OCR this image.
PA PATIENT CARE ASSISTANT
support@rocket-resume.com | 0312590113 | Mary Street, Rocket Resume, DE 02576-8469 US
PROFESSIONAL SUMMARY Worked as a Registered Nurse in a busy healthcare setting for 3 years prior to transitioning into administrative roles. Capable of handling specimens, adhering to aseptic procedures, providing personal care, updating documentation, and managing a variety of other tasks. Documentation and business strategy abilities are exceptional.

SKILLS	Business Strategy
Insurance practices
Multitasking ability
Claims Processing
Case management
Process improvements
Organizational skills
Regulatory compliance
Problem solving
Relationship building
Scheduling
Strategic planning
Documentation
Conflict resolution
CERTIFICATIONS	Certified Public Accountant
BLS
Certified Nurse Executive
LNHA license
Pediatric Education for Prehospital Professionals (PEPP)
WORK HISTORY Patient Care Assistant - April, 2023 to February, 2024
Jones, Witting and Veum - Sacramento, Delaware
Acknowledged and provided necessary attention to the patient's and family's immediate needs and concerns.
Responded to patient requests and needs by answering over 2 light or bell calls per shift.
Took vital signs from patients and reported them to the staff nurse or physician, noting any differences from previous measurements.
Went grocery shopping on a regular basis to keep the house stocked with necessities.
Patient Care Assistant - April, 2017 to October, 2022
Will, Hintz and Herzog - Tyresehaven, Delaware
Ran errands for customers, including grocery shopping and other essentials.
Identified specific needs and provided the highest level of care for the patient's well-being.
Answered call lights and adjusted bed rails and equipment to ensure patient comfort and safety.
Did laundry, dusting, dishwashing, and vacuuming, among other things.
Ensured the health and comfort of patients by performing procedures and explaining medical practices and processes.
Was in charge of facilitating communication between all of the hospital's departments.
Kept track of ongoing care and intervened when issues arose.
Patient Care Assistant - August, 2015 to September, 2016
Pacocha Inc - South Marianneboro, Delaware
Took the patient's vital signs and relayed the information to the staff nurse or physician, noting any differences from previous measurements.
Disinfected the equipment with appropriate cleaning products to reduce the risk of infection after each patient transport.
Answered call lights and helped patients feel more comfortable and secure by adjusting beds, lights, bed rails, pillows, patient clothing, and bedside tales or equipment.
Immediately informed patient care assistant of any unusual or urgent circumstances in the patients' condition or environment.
--------------------------------
■ **Task directions**: Please give only the count of lines above containing "previous".

■ **Written response**: 2